## The task
Copy out all of the material, matching it word for word.

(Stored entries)

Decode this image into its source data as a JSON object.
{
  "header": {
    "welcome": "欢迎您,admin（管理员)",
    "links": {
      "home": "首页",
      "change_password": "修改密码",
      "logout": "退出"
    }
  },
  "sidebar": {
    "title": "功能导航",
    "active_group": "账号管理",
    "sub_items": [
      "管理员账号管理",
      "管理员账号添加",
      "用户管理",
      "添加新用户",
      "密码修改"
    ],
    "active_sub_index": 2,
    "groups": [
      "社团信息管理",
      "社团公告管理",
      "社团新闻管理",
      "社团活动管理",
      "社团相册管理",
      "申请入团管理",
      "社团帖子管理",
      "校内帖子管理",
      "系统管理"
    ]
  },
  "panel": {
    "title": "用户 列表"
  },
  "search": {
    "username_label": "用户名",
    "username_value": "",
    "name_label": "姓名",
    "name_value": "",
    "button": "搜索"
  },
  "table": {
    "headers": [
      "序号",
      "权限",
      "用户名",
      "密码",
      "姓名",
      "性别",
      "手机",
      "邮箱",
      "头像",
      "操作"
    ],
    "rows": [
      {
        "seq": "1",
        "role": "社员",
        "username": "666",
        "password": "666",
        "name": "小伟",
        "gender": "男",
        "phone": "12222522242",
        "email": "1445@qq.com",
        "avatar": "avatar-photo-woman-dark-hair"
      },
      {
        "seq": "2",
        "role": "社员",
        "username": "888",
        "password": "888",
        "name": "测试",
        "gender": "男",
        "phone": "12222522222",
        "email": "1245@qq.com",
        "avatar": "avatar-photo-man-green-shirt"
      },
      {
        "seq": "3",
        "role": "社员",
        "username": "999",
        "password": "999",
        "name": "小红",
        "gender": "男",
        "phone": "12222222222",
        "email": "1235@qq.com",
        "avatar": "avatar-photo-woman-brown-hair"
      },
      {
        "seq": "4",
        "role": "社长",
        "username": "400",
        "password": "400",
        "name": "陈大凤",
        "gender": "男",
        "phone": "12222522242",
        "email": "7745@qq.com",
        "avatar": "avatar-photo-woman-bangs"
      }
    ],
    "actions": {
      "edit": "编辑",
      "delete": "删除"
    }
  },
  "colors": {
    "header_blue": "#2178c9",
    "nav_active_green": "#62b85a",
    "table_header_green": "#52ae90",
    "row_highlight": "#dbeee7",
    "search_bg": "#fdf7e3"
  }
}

## The completed task
Decode this image into its source data as a JSON object.
{
  "header": {
    "welcome": "欢迎您,admin（管理员)",
    "links": {
      "home": "首页",
      "change_password": "修改密码",
      "logout": "退出"
    }
  },
  "sidebar": {
    "title": "功能导航",
    "active_group": "账号管理",
    "sub_items": [
      "管理员账号管理",
      "管理员账号添加",
      "用户管理",
      "添加新用户",
      "密码修改"
    ],
    "active_sub_index": 2,
    "groups": [
      "社团信息管理",
      "社团公告管理",
      "社团新闻管理",
      "社团活动管理",
      "社团相册管理",
      "申请入团管理",
      "社团帖子管理",
      "校内帖子管理",
      "系统管理"
    ]
  },
  "panel": {
    "title": "用户 列表"
  },
  "search": {
    "username_label": "用户名",
    "username_value": "",
    "name_label": "姓名",
    "name_value": "",
    "button": "搜索"
  },
  "table": {
    "headers": [
      "序号",
      "权限",
      "用户名",
      "密码",
      "姓名",
      "性别",
      "手机",
      "邮箱",
      "头像",
      "操作"
    ],
    "rows": [
      {
        "seq": "1",
        "role": "社员",
        "username": "666",
        "password": "666",
        "name": "小伟",
        "gender": "男",
        "phone": "12222522242",
        "email": "1445@qq.com",
        "avatar": "avatar-photo-woman-dark-hair"
      },
      {
        "seq": "2",
        "role": "社员",
        "username": "888",
        "password": "888",
        "name": "测试",
        "gender": "男",
        "phone": "12222522222",
        "email": "1245@qq.com",
        "avatar": "avatar-photo-man-green-shirt"
      },
      {
        "seq": "3",
        "role": "社员",
        "username": "999",
        "password": "999",
        "name": "小红",
        "gender": "男",
        "phone": "12222222222",
        "email": "1235@qq.com",
        "avatar": "avatar-photo-woman-brown-hair"
      },
      {
        "seq": "4",
        "role": "社长",
        "username": "400",
        "password": "400",
        "name": "陈大凤",
        "gender": "男",
        "phone": "12222522242",
        "email": "7745@qq.com",
        "avatar": "avatar-photo-woman-bangs"
      }
    ],
    "actions": {
      "edit": "编辑",
      "delete": "删除"
    }
  },
  "colors": {
    "header_blue": "#2178c9",
    "nav_active_green": "#62b85a",
    "table_header_green": "#52ae90",
    "row_highlight": "#dbeee7",
    "search_bg": "#fdf7e3"
  }
}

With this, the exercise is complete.